For the copy, please give all of the data again exactly and leave the pictures out.

Dataset records:

==========

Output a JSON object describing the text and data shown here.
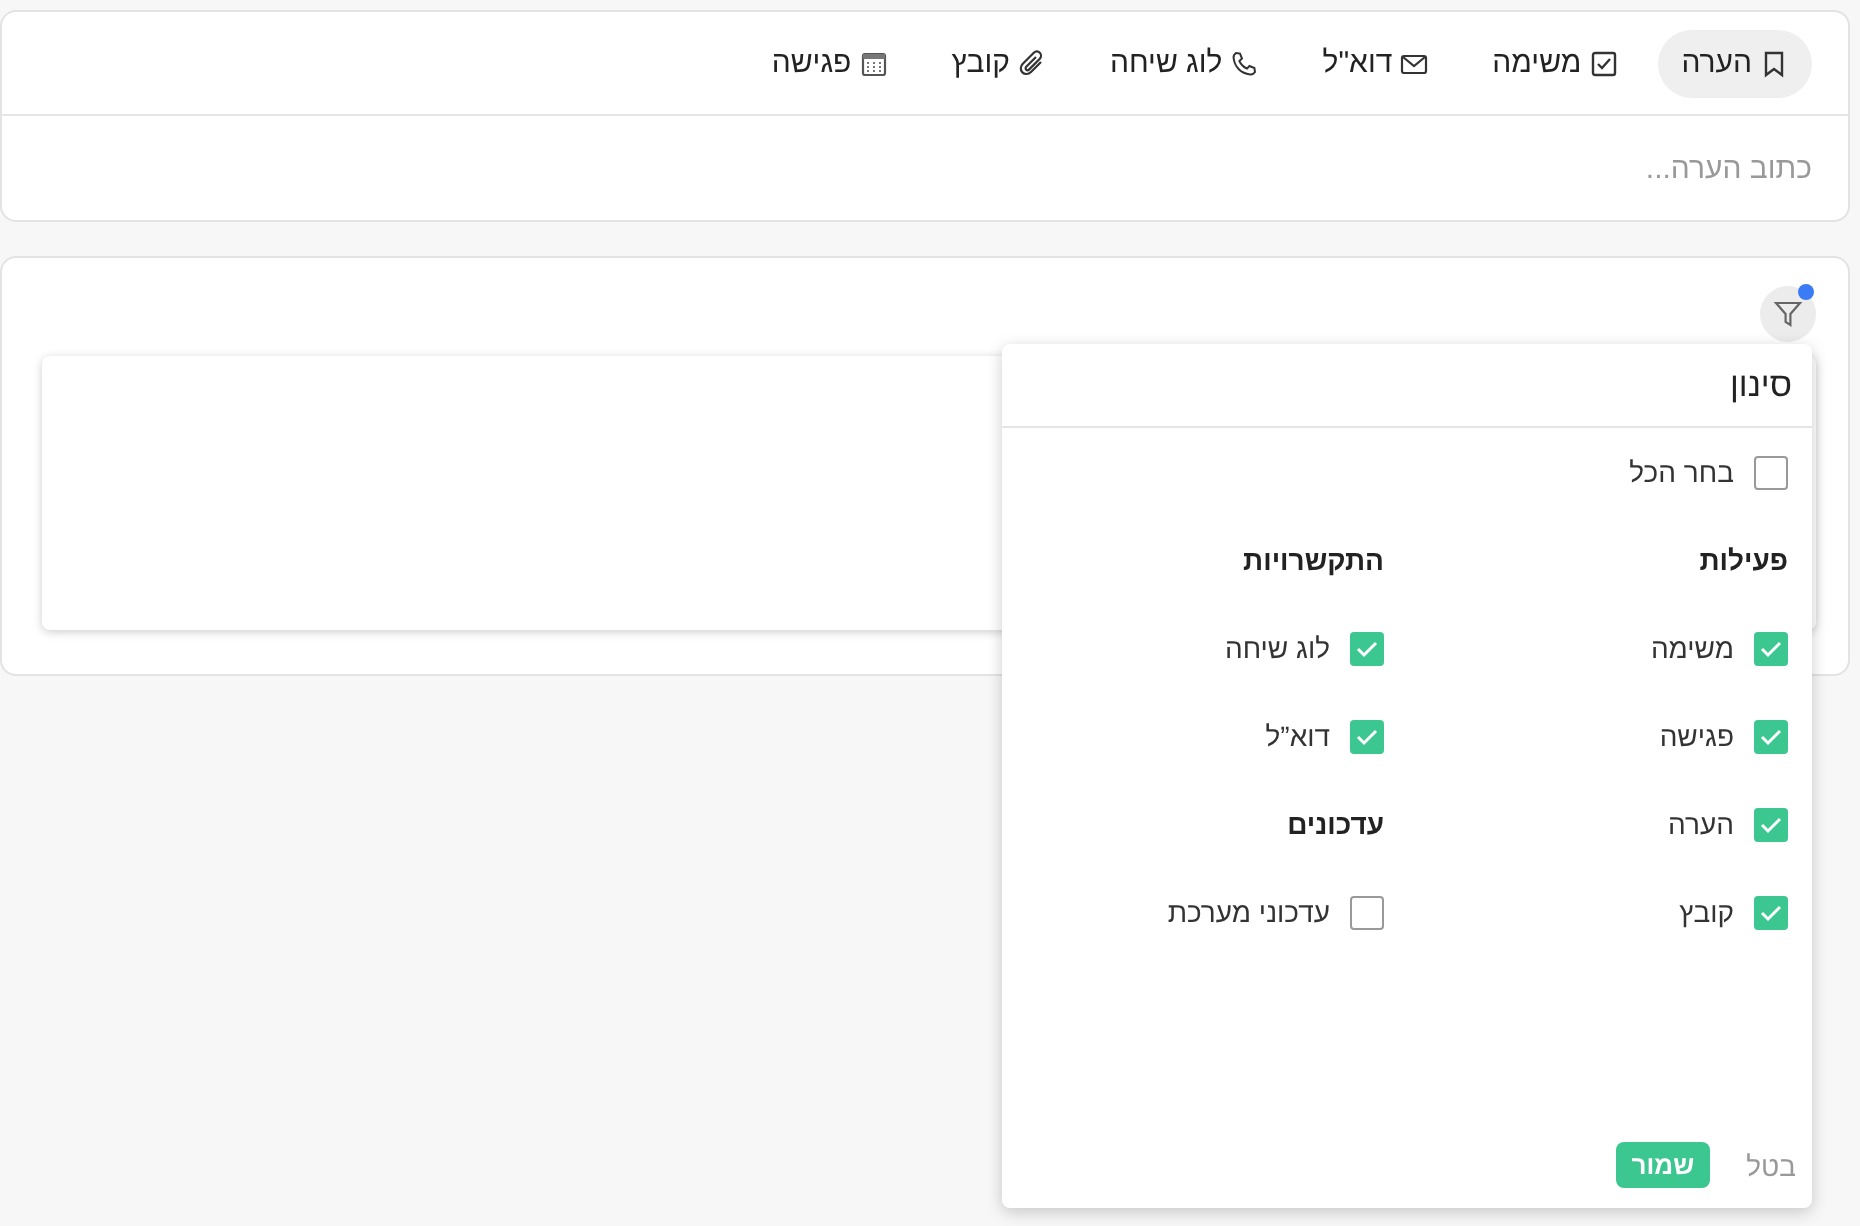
{
  "composer": {
    "tabs": [
      {
        "label": "הערה",
        "selected": true
      },
      {
        "label": "משימה",
        "selected": false
      },
      {
        "label": "דוא\"ל",
        "selected": false
      },
      {
        "label": "לוג שיחה",
        "selected": false
      },
      {
        "label": "קובץ",
        "selected": false
      },
      {
        "label": "פגישה",
        "selected": false
      }
    ],
    "note_field": {
      "placeholder": "כתוב הערה..."
    }
  },
  "feed": {
    "filter_button": {
      "active": true
    }
  },
  "filter_panel": {
    "title": "סינון",
    "select_all": {
      "label": "בחר הכל",
      "checked": false
    },
    "columns": [
      {
        "groups": [
          {
            "title": "פעילות",
            "items": [
              {
                "label": "משימה",
                "checked": true
              },
              {
                "label": "פגישה",
                "checked": true
              },
              {
                "label": "הערה",
                "checked": true
              },
              {
                "label": "קובץ",
                "checked": true
              }
            ]
          }
        ]
      },
      {
        "groups": [
          {
            "title": "התקשרויות",
            "items": [
              {
                "label": "לוג שיחה",
                "checked": true
              },
              {
                "label": "דוא”ל",
                "checked": true
              }
            ]
          },
          {
            "title": "עדכונים",
            "items": [
              {
                "label": "עדכוני מערכת",
                "checked": false
              }
            ]
          }
        ]
      }
    ],
    "buttons": {
      "save": "שמור",
      "cancel": "בטל"
    }
  }
}
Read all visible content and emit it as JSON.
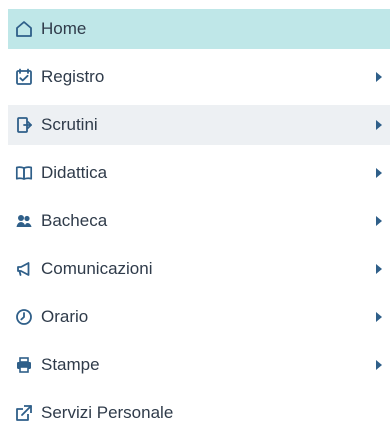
{
  "colors": {
    "active_background": "#bfe7e8",
    "hover_background": "#edf0f3",
    "text": "#2f3b4a",
    "icon": "#2f5f89"
  },
  "menu": {
    "items": [
      {
        "label": "Home",
        "icon": "home-icon"
      },
      {
        "label": "Registro",
        "icon": "calendar-check-icon"
      },
      {
        "label": "Scrutini",
        "icon": "exit-door-icon"
      },
      {
        "label": "Didattica",
        "icon": "open-book-icon"
      },
      {
        "label": "Bacheca",
        "icon": "group-icon"
      },
      {
        "label": "Comunicazioni",
        "icon": "megaphone-icon"
      },
      {
        "label": "Orario",
        "icon": "clock-icon"
      },
      {
        "label": "Stampe",
        "icon": "printer-icon"
      },
      {
        "label": "Servizi Personale",
        "icon": "external-link-icon"
      }
    ]
  }
}
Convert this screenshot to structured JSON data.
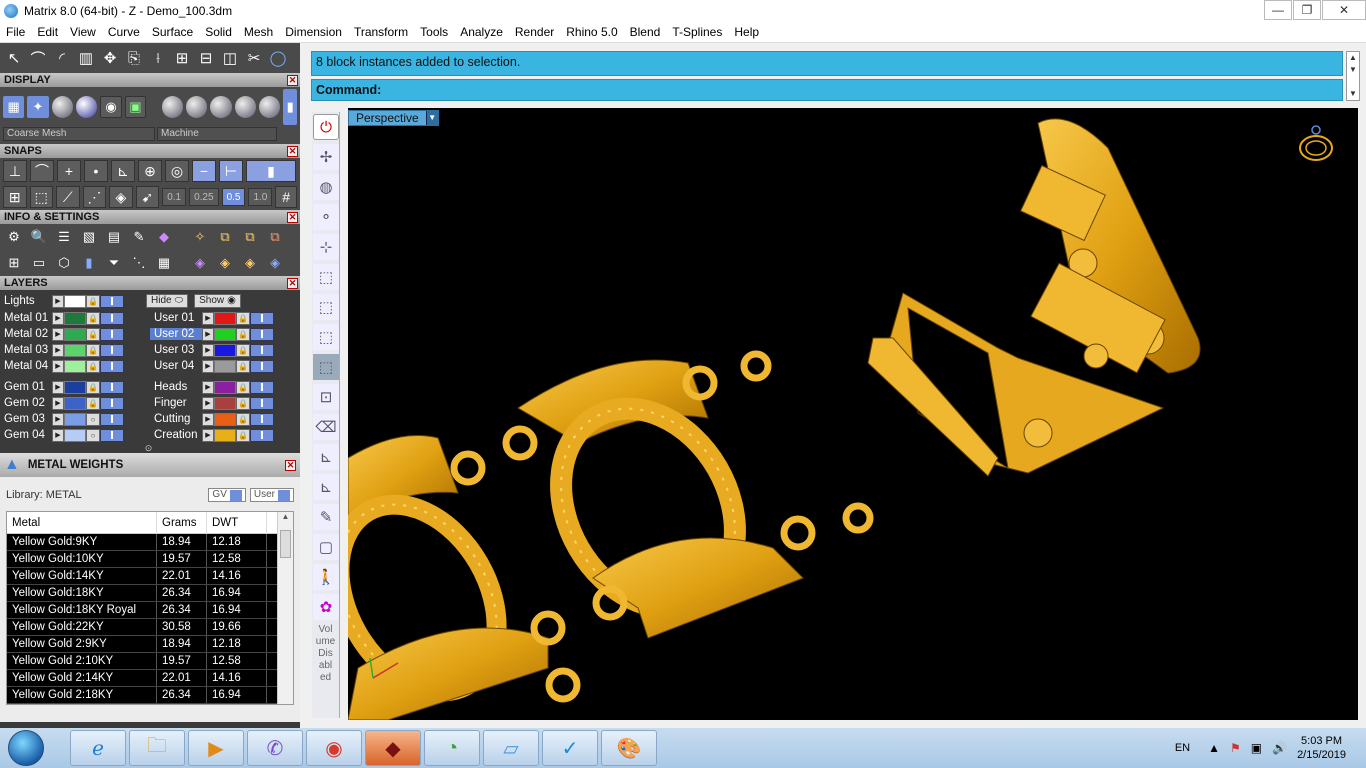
{
  "window": {
    "title": "Matrix 8.0 (64-bit) - Z - Demo_100.3dm",
    "controls": [
      "—",
      "❐",
      "✕"
    ]
  },
  "menu": [
    "File",
    "Edit",
    "View",
    "Curve",
    "Surface",
    "Solid",
    "Mesh",
    "Dimension",
    "Transform",
    "Tools",
    "Analyze",
    "Render",
    "Rhino 5.0",
    "Blend",
    "T-Splines",
    "Help"
  ],
  "panels": {
    "display": {
      "title": "DISPLAY",
      "mesh_select": "Coarse Mesh",
      "material_select": "Machine"
    },
    "snaps": {
      "title": "SNAPS",
      "tolerances": [
        "0.1",
        "0.25",
        "0.5",
        "1.0"
      ],
      "active_tolerance": "0.5"
    },
    "info": {
      "title": "INFO & SETTINGS"
    },
    "layers": {
      "title": "LAYERS",
      "lights_label": "Lights",
      "hide_label": "Hide",
      "show_label": "Show",
      "left": [
        {
          "name": "Metal 01",
          "color": "#1e7a3c"
        },
        {
          "name": "Metal 02",
          "color": "#2eaa50"
        },
        {
          "name": "Metal 03",
          "color": "#5bd46c"
        },
        {
          "name": "Metal 04",
          "color": "#9ff09a"
        },
        {
          "name": "Gem 01",
          "color": "#1b3f9e"
        },
        {
          "name": "Gem 02",
          "color": "#3d63c8"
        },
        {
          "name": "Gem 03",
          "color": "#7a9de6"
        },
        {
          "name": "Gem 04",
          "color": "#b6ccf5"
        }
      ],
      "right": [
        {
          "name": "User 01",
          "color": "#e01818"
        },
        {
          "name": "User 02",
          "color": "#20d020"
        },
        {
          "name": "User 03",
          "color": "#1818e0"
        },
        {
          "name": "User 04",
          "color": "#9a9a9a"
        },
        {
          "name": "Heads",
          "color": "#8a1fa0"
        },
        {
          "name": "Finger",
          "color": "#a84040"
        },
        {
          "name": "Cutting",
          "color": "#e86018"
        },
        {
          "name": "Creation",
          "color": "#e8b018"
        }
      ]
    },
    "metal_weights": {
      "title": "METAL WEIGHTS",
      "library": "Library: METAL",
      "gv_label": "GV",
      "user_label": "User",
      "columns": [
        "Metal",
        "Grams",
        "DWT"
      ],
      "rows": [
        [
          "Yellow Gold:9KY",
          "18.94",
          "12.18"
        ],
        [
          "Yellow Gold:10KY",
          "19.57",
          "12.58"
        ],
        [
          "Yellow Gold:14KY",
          "22.01",
          "14.16"
        ],
        [
          "Yellow Gold:18KY",
          "26.34",
          "16.94"
        ],
        [
          "Yellow Gold:18KY Royal",
          "26.34",
          "16.94"
        ],
        [
          "Yellow Gold:22KY",
          "30.58",
          "19.66"
        ],
        [
          "Yellow Gold 2:9KY",
          "18.94",
          "12.18"
        ],
        [
          "Yellow Gold 2:10KY",
          "19.57",
          "12.58"
        ],
        [
          "Yellow Gold 2:14KY",
          "22.01",
          "14.16"
        ],
        [
          "Yellow Gold 2:18KY",
          "26.34",
          "16.94"
        ]
      ]
    }
  },
  "command": {
    "history": "8 block instances added to selection.",
    "prompt": "Command:"
  },
  "viewport": {
    "label": "Perspective",
    "background": "#000000",
    "metal_color": "#e8a81a"
  },
  "vtool_text": "Vol ume Dis abl ed",
  "taskbar": {
    "lang": "EN",
    "time": "5:03 PM",
    "date": "2/15/2019"
  }
}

==========

THE RESPONSE:
Output a JSON object describing the text and data shown here.
{
  "composer": {
    "tabs": [
      {
        "label": "הערה",
        "selected": true
      },
      {
        "label": "משימה",
        "selected": false
      },
      {
        "label": "דוא\"ל",
        "selected": false
      },
      {
        "label": "לוג שיחה",
        "selected": false
      },
      {
        "label": "קובץ",
        "selected": false
      },
      {
        "label": "פגישה",
        "selected": false
      }
    ],
    "note_field": {
      "placeholder": "כתוב הערה..."
    }
  },
  "feed": {
    "filter_button": {
      "active": true
    }
  },
  "filter_panel": {
    "title": "סינון",
    "select_all": {
      "label": "בחר הכל",
      "checked": false
    },
    "columns": [
      {
        "groups": [
          {
            "title": "פעילות",
            "items": [
              {
                "label": "משימה",
                "checked": true
              },
              {
                "label": "פגישה",
                "checked": true
              },
              {
                "label": "הערה",
                "checked": true
              },
              {
                "label": "קובץ",
                "checked": true
              }
            ]
          }
        ]
      },
      {
        "groups": [
          {
            "title": "התקשרויות",
            "items": [
              {
                "label": "לוג שיחה",
                "checked": true
              },
              {
                "label": "דוא”ל",
                "checked": true
              }
            ]
          },
          {
            "title": "עדכונים",
            "items": [
              {
                "label": "עדכוני מערכת",
                "checked": false
              }
            ]
          }
        ]
      }
    ],
    "buttons": {
      "save": "שמור",
      "cancel": "בטל"
    }
  }
}
Read all visible content and emit it as JSON.
{
  "colors": {
    "active_background": "#bfe7e8",
    "hover_background": "#edf0f3",
    "text": "#2f3b4a",
    "icon": "#2f5f89"
  },
  "menu": {
    "items": [
      {
        "label": "Home",
        "icon": "home-icon"
      },
      {
        "label": "Registro",
        "icon": "calendar-check-icon"
      },
      {
        "label": "Scrutini",
        "icon": "exit-door-icon"
      },
      {
        "label": "Didattica",
        "icon": "open-book-icon"
      },
      {
        "label": "Bacheca",
        "icon": "group-icon"
      },
      {
        "label": "Comunicazioni",
        "icon": "megaphone-icon"
      },
      {
        "label": "Orario",
        "icon": "clock-icon"
      },
      {
        "label": "Stampe",
        "icon": "printer-icon"
      },
      {
        "label": "Servizi Personale",
        "icon": "external-link-icon"
      }
    ]
  }
}
Convert this screenshot to structured JSON data.
{
  "window": {
    "title": "Matrix 8.0 (64-bit) - Z - Demo_100.3dm",
    "controls": [
      "—",
      "❐",
      "✕"
    ]
  },
  "menu": [
    "File",
    "Edit",
    "View",
    "Curve",
    "Surface",
    "Solid",
    "Mesh",
    "Dimension",
    "Transform",
    "Tools",
    "Analyze",
    "Render",
    "Rhino 5.0",
    "Blend",
    "T-Splines",
    "Help"
  ],
  "panels": {
    "display": {
      "title": "DISPLAY",
      "mesh_select": "Coarse Mesh",
      "material_select": "Machine"
    },
    "snaps": {
      "title": "SNAPS",
      "tolerances": [
        "0.1",
        "0.25",
        "0.5",
        "1.0"
      ],
      "active_tolerance": "0.5"
    },
    "info": {
      "title": "INFO & SETTINGS"
    },
    "layers": {
      "title": "LAYERS",
      "lights_label": "Lights",
      "hide_label": "Hide",
      "show_label": "Show",
      "left": [
        {
          "name": "Metal 01",
          "color": "#1e7a3c"
        },
        {
          "name": "Metal 02",
          "color": "#2eaa50"
        },
        {
          "name": "Metal 03",
          "color": "#5bd46c"
        },
        {
          "name": "Metal 04",
          "color": "#9ff09a"
        },
        {
          "name": "Gem 01",
          "color": "#1b3f9e"
        },
        {
          "name": "Gem 02",
          "color": "#3d63c8"
        },
        {
          "name": "Gem 03",
          "color": "#7a9de6"
        },
        {
          "name": "Gem 04",
          "color": "#b6ccf5"
        }
      ],
      "right": [
        {
          "name": "User 01",
          "color": "#e01818"
        },
        {
          "name": "User 02",
          "color": "#20d020"
        },
        {
          "name": "User 03",
          "color": "#1818e0"
        },
        {
          "name": "User 04",
          "color": "#9a9a9a"
        },
        {
          "name": "Heads",
          "color": "#8a1fa0"
        },
        {
          "name": "Finger",
          "color": "#a84040"
        },
        {
          "name": "Cutting",
          "color": "#e86018"
        },
        {
          "name": "Creation",
          "color": "#e8b018"
        }
      ]
    },
    "metal_weights": {
      "title": "METAL WEIGHTS",
      "library": "Library: METAL",
      "gv_label": "GV",
      "user_label": "User",
      "columns": [
        "Metal",
        "Grams",
        "DWT"
      ],
      "rows": [
        [
          "Yellow Gold:9KY",
          "18.94",
          "12.18"
        ],
        [
          "Yellow Gold:10KY",
          "19.57",
          "12.58"
        ],
        [
          "Yellow Gold:14KY",
          "22.01",
          "14.16"
        ],
        [
          "Yellow Gold:18KY",
          "26.34",
          "16.94"
        ],
        [
          "Yellow Gold:18KY Royal",
          "26.34",
          "16.94"
        ],
        [
          "Yellow Gold:22KY",
          "30.58",
          "19.66"
        ],
        [
          "Yellow Gold 2:9KY",
          "18.94",
          "12.18"
        ],
        [
          "Yellow Gold 2:10KY",
          "19.57",
          "12.58"
        ],
        [
          "Yellow Gold 2:14KY",
          "22.01",
          "14.16"
        ],
        [
          "Yellow Gold 2:18KY",
          "26.34",
          "16.94"
        ]
      ]
    }
  },
  "command": {
    "history": "8 block instances added to selection.",
    "prompt": "Command:"
  },
  "viewport": {
    "label": "Perspective",
    "background": "#000000",
    "metal_color": "#e8a81a"
  },
  "vtool_text": "Vol ume Dis abl ed",
  "taskbar": {
    "lang": "EN",
    "time": "5:03 PM",
    "date": "2/15/2019"
  }
}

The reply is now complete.